§ GIVEN INSTRUCTION
Each entry below is to be extracted exactly.

Extracts from a graphics dataset
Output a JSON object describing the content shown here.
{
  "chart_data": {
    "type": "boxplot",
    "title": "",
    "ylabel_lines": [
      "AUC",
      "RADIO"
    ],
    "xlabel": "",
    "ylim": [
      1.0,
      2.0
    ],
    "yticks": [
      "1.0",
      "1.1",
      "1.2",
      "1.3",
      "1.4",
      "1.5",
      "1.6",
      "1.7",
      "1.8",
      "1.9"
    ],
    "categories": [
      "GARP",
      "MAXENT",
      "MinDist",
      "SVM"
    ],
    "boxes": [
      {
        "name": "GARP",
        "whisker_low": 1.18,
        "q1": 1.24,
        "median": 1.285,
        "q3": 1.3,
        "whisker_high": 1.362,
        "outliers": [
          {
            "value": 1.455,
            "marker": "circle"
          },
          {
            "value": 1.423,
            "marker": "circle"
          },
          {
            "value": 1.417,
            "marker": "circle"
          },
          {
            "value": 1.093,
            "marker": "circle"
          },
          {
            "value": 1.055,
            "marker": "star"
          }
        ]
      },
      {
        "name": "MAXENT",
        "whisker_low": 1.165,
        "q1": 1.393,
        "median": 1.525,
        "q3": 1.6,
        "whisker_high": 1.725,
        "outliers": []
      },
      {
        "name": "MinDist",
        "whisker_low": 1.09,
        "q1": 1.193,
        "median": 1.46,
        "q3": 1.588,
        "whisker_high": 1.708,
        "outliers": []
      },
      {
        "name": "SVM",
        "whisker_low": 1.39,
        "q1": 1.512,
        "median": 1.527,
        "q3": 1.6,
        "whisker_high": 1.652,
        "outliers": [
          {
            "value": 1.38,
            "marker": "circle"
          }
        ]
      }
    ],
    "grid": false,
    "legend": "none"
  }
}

§ RESULT OF THE EXERCISE
Output a JSON object describing the content shown here.
{
  "chart_data": {
    "type": "boxplot",
    "title": "",
    "ylabel_lines": [
      "AUC",
      "RADIO"
    ],
    "xlabel": "",
    "ylim": [
      1.0,
      2.0
    ],
    "yticks": [
      "1.0",
      "1.1",
      "1.2",
      "1.3",
      "1.4",
      "1.5",
      "1.6",
      "1.7",
      "1.8",
      "1.9"
    ],
    "categories": [
      "GARP",
      "MAXENT",
      "MinDist",
      "SVM"
    ],
    "boxes": [
      {
        "name": "GARP",
        "whisker_low": 1.18,
        "q1": 1.24,
        "median": 1.285,
        "q3": 1.3,
        "whisker_high": 1.362,
        "outliers": [
          {
            "value": 1.455,
            "marker": "circle"
          },
          {
            "value": 1.423,
            "marker": "circle"
          },
          {
            "value": 1.417,
            "marker": "circle"
          },
          {
            "value": 1.093,
            "marker": "circle"
          },
          {
            "value": 1.055,
            "marker": "star"
          }
        ]
      },
      {
        "name": "MAXENT",
        "whisker_low": 1.165,
        "q1": 1.393,
        "median": 1.525,
        "q3": 1.6,
        "whisker_high": 1.725,
        "outliers": []
      },
      {
        "name": "MinDist",
        "whisker_low": 1.09,
        "q1": 1.193,
        "median": 1.46,
        "q3": 1.588,
        "whisker_high": 1.708,
        "outliers": []
      },
      {
        "name": "SVM",
        "whisker_low": 1.39,
        "q1": 1.512,
        "median": 1.527,
        "q3": 1.6,
        "whisker_high": 1.652,
        "outliers": [
          {
            "value": 1.38,
            "marker": "circle"
          }
        ]
      }
    ],
    "grid": false,
    "legend": "none"
  }
}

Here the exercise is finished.